__REQUIREMENTS__.
Pictures aside, quote the whole listing exactly.

[START RECORD LIST]

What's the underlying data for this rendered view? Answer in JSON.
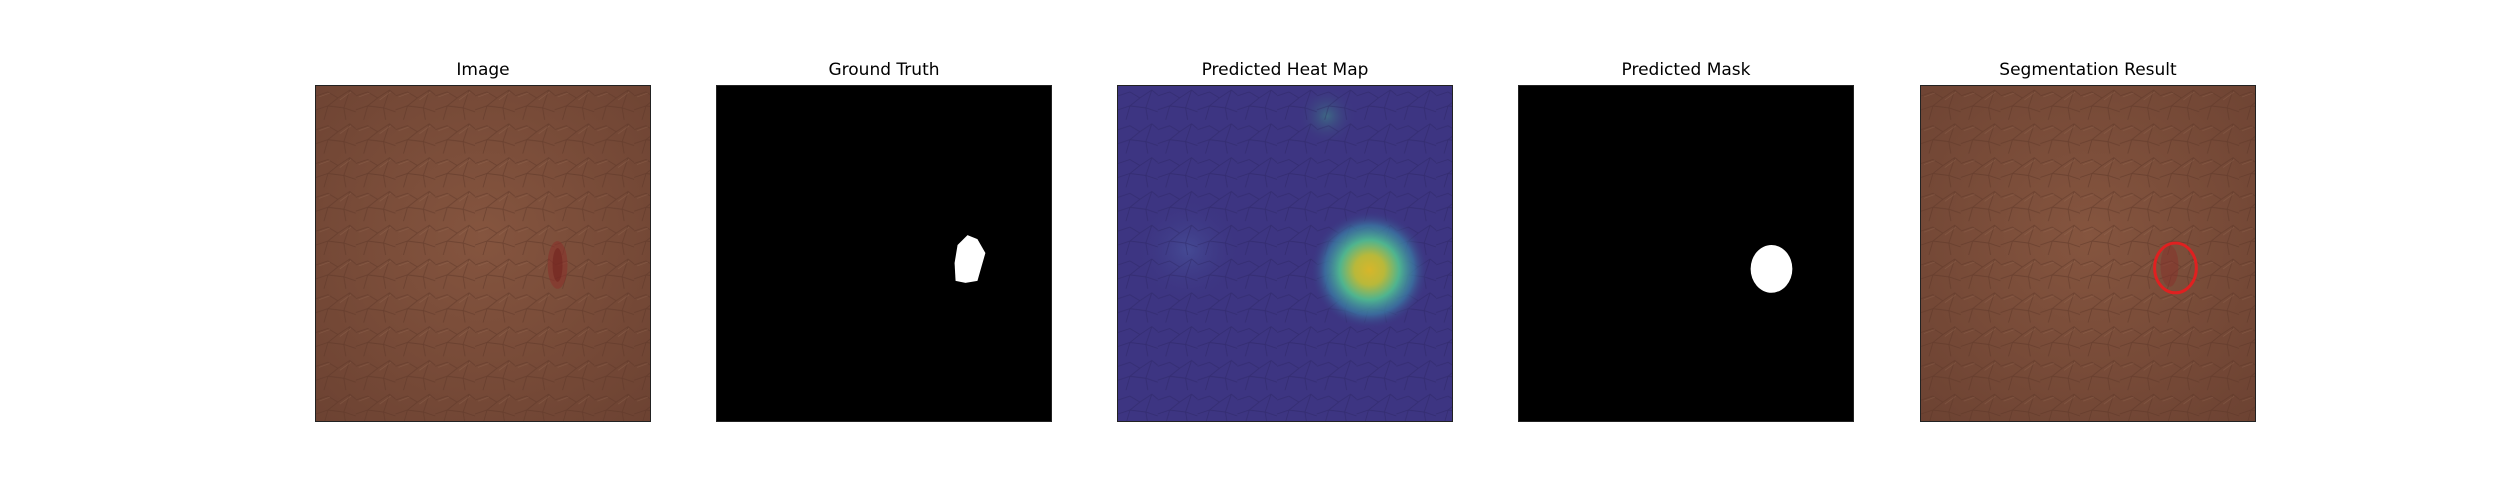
{
  "figure": {
    "panels": [
      {
        "title": "Image"
      },
      {
        "title": "Ground Truth"
      },
      {
        "title": "Predicted Heat Map"
      },
      {
        "title": "Predicted Mask"
      },
      {
        "title": "Segmentation Result"
      }
    ]
  },
  "colors": {
    "leather_base": "#7a4d3a",
    "mask_background": "#000000",
    "mask_foreground": "#ffffff",
    "heatmap_base": "#3b3380",
    "heatmap_hot": "#e8c21a",
    "defect": "#8a2f2a",
    "result_outline": "#e02020"
  }
}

[END RECORD LIST]

__RESULT OF THE TASK__.
What's the underlying data for this rendered view? Answer in JSON.
{
  "figure": {
    "panels": [
      {
        "title": "Image"
      },
      {
        "title": "Ground Truth"
      },
      {
        "title": "Predicted Heat Map"
      },
      {
        "title": "Predicted Mask"
      },
      {
        "title": "Segmentation Result"
      }
    ]
  },
  "colors": {
    "leather_base": "#7a4d3a",
    "mask_background": "#000000",
    "mask_foreground": "#ffffff",
    "heatmap_base": "#3b3380",
    "heatmap_hot": "#e8c21a",
    "defect": "#8a2f2a",
    "result_outline": "#e02020"
  }
}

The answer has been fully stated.